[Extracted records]
## start
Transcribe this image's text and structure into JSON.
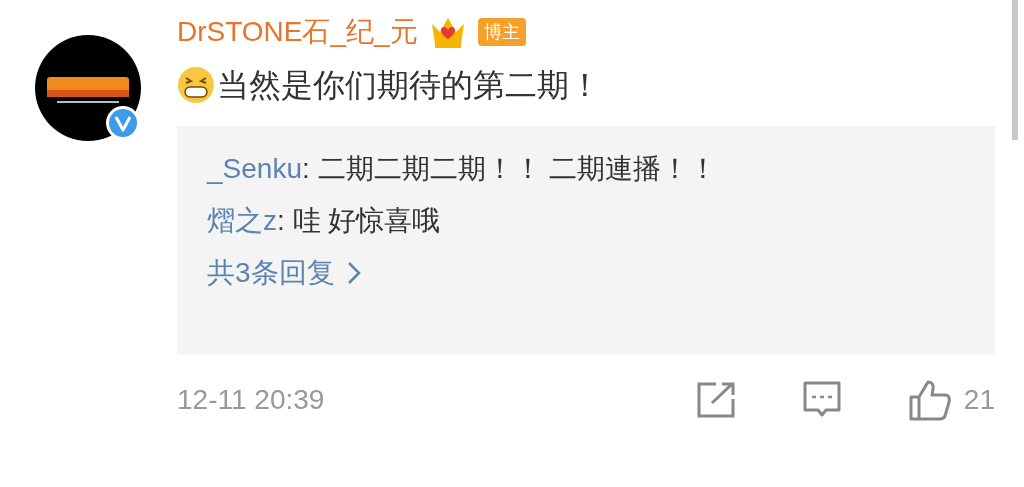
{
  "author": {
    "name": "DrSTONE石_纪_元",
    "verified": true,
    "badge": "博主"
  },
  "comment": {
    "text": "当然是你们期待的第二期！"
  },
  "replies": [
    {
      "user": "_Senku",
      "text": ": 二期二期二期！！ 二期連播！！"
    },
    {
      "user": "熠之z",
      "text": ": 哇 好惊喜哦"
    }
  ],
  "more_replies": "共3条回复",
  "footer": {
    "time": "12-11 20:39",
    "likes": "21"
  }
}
## end
## start
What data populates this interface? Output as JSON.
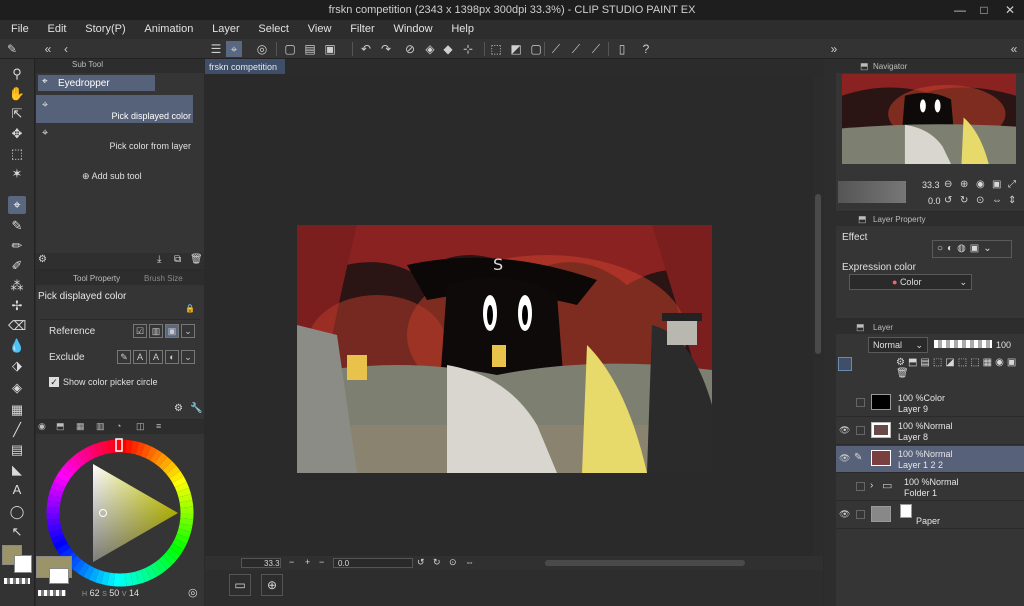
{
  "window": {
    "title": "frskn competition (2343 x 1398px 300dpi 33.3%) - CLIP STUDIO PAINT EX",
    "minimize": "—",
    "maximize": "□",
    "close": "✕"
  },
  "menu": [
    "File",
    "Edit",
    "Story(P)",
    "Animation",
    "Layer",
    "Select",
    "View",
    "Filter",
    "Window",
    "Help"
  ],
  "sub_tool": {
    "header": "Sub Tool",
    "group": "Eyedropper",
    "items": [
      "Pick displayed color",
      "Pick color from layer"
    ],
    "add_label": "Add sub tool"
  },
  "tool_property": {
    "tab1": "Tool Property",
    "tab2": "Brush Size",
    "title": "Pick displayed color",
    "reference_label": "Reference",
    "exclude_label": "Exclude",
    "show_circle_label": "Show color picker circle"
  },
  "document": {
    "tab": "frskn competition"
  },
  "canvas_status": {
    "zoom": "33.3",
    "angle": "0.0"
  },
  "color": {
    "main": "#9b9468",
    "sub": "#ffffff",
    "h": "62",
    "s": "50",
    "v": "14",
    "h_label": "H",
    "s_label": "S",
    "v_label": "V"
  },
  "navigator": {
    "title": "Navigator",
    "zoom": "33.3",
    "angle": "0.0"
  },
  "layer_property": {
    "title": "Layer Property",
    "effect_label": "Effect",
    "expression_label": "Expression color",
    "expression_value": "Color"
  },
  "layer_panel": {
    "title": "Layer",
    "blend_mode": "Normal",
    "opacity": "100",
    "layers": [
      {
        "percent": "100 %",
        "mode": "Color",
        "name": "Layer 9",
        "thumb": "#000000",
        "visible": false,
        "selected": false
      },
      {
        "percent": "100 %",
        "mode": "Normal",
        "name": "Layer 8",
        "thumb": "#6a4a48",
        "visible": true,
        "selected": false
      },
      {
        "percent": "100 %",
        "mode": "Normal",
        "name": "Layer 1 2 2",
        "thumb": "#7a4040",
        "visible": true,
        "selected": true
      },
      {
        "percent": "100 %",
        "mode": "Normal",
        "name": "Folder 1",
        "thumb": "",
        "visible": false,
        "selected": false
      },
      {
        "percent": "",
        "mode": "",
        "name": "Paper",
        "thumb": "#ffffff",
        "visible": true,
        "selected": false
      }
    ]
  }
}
## end
■ EXERCISE AIM ■
Check each line of the records for the word "text" and extract those that contain it.

■ OUTPUT FOR THIS EXERCISE ■
Transcribe this image's text and structure into JSON.
    "text": "当然是你们期待的第二期！"
      "text": ": 二期二期二期！！ 二期連播！！"
      "text": ": 哇 好惊喜哦"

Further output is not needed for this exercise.